• DIRECTIVE: Write out the listing exactly as it is given.

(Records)
##########

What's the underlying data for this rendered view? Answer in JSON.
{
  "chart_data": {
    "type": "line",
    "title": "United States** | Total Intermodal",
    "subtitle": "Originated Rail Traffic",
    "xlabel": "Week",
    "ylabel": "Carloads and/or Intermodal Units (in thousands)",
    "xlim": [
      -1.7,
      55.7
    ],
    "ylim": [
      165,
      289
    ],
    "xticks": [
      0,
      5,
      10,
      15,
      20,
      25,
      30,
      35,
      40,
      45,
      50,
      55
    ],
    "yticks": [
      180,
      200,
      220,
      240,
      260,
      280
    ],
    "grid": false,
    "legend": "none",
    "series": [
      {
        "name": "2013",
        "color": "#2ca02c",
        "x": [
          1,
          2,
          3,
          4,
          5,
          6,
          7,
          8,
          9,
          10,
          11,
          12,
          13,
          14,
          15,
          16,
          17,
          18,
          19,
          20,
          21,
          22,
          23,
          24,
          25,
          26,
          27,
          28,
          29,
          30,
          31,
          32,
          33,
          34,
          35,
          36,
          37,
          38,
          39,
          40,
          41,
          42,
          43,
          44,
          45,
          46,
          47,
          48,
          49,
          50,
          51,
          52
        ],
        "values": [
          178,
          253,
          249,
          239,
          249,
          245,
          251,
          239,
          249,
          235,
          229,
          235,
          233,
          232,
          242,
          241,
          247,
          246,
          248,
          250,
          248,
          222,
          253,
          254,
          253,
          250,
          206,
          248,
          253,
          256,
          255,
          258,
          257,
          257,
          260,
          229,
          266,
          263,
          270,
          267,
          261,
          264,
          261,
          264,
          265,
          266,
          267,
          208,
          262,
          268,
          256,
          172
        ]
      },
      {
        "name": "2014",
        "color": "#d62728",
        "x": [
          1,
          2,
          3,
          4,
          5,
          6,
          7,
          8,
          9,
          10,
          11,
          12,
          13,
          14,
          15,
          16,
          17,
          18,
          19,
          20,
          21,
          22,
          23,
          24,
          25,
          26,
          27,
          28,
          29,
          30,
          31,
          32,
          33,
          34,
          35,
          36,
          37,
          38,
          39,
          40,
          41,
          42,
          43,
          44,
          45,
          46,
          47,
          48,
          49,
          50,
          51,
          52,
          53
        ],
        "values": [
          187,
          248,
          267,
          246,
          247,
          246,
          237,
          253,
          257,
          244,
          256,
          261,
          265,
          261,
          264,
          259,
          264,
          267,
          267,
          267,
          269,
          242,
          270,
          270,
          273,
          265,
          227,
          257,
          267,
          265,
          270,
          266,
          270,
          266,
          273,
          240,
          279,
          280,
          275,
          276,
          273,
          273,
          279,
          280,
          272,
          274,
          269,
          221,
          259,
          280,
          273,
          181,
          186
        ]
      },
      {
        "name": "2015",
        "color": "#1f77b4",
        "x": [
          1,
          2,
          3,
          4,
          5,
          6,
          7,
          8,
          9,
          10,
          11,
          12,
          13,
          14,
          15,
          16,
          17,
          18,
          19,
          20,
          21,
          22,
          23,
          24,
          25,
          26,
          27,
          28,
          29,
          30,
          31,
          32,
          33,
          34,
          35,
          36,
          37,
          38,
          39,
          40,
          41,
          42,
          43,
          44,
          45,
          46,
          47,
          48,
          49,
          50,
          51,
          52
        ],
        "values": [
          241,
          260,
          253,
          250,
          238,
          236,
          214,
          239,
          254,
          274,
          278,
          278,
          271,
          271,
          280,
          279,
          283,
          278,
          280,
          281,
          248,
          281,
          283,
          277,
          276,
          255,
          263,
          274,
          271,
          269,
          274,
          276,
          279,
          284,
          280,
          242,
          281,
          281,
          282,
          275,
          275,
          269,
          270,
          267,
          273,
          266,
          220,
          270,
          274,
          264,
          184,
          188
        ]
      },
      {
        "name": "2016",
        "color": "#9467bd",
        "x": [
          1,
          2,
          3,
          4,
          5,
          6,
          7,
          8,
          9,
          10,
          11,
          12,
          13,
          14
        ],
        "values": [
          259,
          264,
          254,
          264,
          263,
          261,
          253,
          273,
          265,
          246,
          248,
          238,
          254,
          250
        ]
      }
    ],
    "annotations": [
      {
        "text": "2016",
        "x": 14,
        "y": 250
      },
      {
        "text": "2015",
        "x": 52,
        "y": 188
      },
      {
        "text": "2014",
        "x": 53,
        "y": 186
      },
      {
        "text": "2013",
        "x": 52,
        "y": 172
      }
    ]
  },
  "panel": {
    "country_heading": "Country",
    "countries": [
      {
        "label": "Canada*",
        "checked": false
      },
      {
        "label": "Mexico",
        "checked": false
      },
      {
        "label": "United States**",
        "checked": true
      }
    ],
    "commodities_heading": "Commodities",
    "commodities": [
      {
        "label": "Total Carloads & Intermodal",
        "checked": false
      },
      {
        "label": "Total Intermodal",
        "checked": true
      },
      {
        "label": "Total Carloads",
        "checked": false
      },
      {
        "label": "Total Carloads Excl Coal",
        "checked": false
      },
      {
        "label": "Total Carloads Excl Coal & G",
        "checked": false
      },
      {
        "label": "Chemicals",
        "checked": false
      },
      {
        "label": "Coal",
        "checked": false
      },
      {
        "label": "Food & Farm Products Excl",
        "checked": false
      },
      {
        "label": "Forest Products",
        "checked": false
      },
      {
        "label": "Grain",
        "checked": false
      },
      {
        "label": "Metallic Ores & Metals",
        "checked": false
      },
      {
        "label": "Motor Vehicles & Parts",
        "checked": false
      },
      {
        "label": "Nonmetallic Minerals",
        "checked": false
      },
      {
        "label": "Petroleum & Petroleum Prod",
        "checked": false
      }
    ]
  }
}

##########

• RESPONSE TO THIS EXERCISE:
What's the underlying data for this rendered view? Answer in JSON.
{
  "chart_data": {
    "type": "line",
    "title": "United States** | Total Intermodal",
    "subtitle": "Originated Rail Traffic",
    "xlabel": "Week",
    "ylabel": "Carloads and/or Intermodal Units (in thousands)",
    "xlim": [
      -1.7,
      55.7
    ],
    "ylim": [
      165,
      289
    ],
    "xticks": [
      0,
      5,
      10,
      15,
      20,
      25,
      30,
      35,
      40,
      45,
      50,
      55
    ],
    "yticks": [
      180,
      200,
      220,
      240,
      260,
      280
    ],
    "grid": false,
    "legend": "none",
    "series": [
      {
        "name": "2013",
        "color": "#2ca02c",
        "x": [
          1,
          2,
          3,
          4,
          5,
          6,
          7,
          8,
          9,
          10,
          11,
          12,
          13,
          14,
          15,
          16,
          17,
          18,
          19,
          20,
          21,
          22,
          23,
          24,
          25,
          26,
          27,
          28,
          29,
          30,
          31,
          32,
          33,
          34,
          35,
          36,
          37,
          38,
          39,
          40,
          41,
          42,
          43,
          44,
          45,
          46,
          47,
          48,
          49,
          50,
          51,
          52
        ],
        "values": [
          178,
          253,
          249,
          239,
          249,
          245,
          251,
          239,
          249,
          235,
          229,
          235,
          233,
          232,
          242,
          241,
          247,
          246,
          248,
          250,
          248,
          222,
          253,
          254,
          253,
          250,
          206,
          248,
          253,
          256,
          255,
          258,
          257,
          257,
          260,
          229,
          266,
          263,
          270,
          267,
          261,
          264,
          261,
          264,
          265,
          266,
          267,
          208,
          262,
          268,
          256,
          172
        ]
      },
      {
        "name": "2014",
        "color": "#d62728",
        "x": [
          1,
          2,
          3,
          4,
          5,
          6,
          7,
          8,
          9,
          10,
          11,
          12,
          13,
          14,
          15,
          16,
          17,
          18,
          19,
          20,
          21,
          22,
          23,
          24,
          25,
          26,
          27,
          28,
          29,
          30,
          31,
          32,
          33,
          34,
          35,
          36,
          37,
          38,
          39,
          40,
          41,
          42,
          43,
          44,
          45,
          46,
          47,
          48,
          49,
          50,
          51,
          52,
          53
        ],
        "values": [
          187,
          248,
          267,
          246,
          247,
          246,
          237,
          253,
          257,
          244,
          256,
          261,
          265,
          261,
          264,
          259,
          264,
          267,
          267,
          267,
          269,
          242,
          270,
          270,
          273,
          265,
          227,
          257,
          267,
          265,
          270,
          266,
          270,
          266,
          273,
          240,
          279,
          280,
          275,
          276,
          273,
          273,
          279,
          280,
          272,
          274,
          269,
          221,
          259,
          280,
          273,
          181,
          186
        ]
      },
      {
        "name": "2015",
        "color": "#1f77b4",
        "x": [
          1,
          2,
          3,
          4,
          5,
          6,
          7,
          8,
          9,
          10,
          11,
          12,
          13,
          14,
          15,
          16,
          17,
          18,
          19,
          20,
          21,
          22,
          23,
          24,
          25,
          26,
          27,
          28,
          29,
          30,
          31,
          32,
          33,
          34,
          35,
          36,
          37,
          38,
          39,
          40,
          41,
          42,
          43,
          44,
          45,
          46,
          47,
          48,
          49,
          50,
          51,
          52
        ],
        "values": [
          241,
          260,
          253,
          250,
          238,
          236,
          214,
          239,
          254,
          274,
          278,
          278,
          271,
          271,
          280,
          279,
          283,
          278,
          280,
          281,
          248,
          281,
          283,
          277,
          276,
          255,
          263,
          274,
          271,
          269,
          274,
          276,
          279,
          284,
          280,
          242,
          281,
          281,
          282,
          275,
          275,
          269,
          270,
          267,
          273,
          266,
          220,
          270,
          274,
          264,
          184,
          188
        ]
      },
      {
        "name": "2016",
        "color": "#9467bd",
        "x": [
          1,
          2,
          3,
          4,
          5,
          6,
          7,
          8,
          9,
          10,
          11,
          12,
          13,
          14
        ],
        "values": [
          259,
          264,
          254,
          264,
          263,
          261,
          253,
          273,
          265,
          246,
          248,
          238,
          254,
          250
        ]
      }
    ],
    "annotations": [
      {
        "text": "2016",
        "x": 14,
        "y": 250
      },
      {
        "text": "2015",
        "x": 52,
        "y": 188
      },
      {
        "text": "2014",
        "x": 53,
        "y": 186
      },
      {
        "text": "2013",
        "x": 52,
        "y": 172
      }
    ]
  },
  "panel": {
    "country_heading": "Country",
    "countries": [
      {
        "label": "Canada*",
        "checked": false
      },
      {
        "label": "Mexico",
        "checked": false
      },
      {
        "label": "United States**",
        "checked": true
      }
    ],
    "commodities_heading": "Commodities",
    "commodities": [
      {
        "label": "Total Carloads & Intermodal",
        "checked": false
      },
      {
        "label": "Total Intermodal",
        "checked": true
      },
      {
        "label": "Total Carloads",
        "checked": false
      },
      {
        "label": "Total Carloads Excl Coal",
        "checked": false
      },
      {
        "label": "Total Carloads Excl Coal & G",
        "checked": false
      },
      {
        "label": "Chemicals",
        "checked": false
      },
      {
        "label": "Coal",
        "checked": false
      },
      {
        "label": "Food & Farm Products Excl",
        "checked": false
      },
      {
        "label": "Forest Products",
        "checked": false
      },
      {
        "label": "Grain",
        "checked": false
      },
      {
        "label": "Metallic Ores & Metals",
        "checked": false
      },
      {
        "label": "Motor Vehicles & Parts",
        "checked": false
      },
      {
        "label": "Nonmetallic Minerals",
        "checked": false
      },
      {
        "label": "Petroleum & Petroleum Prod",
        "checked": false
      }
    ]
  }
}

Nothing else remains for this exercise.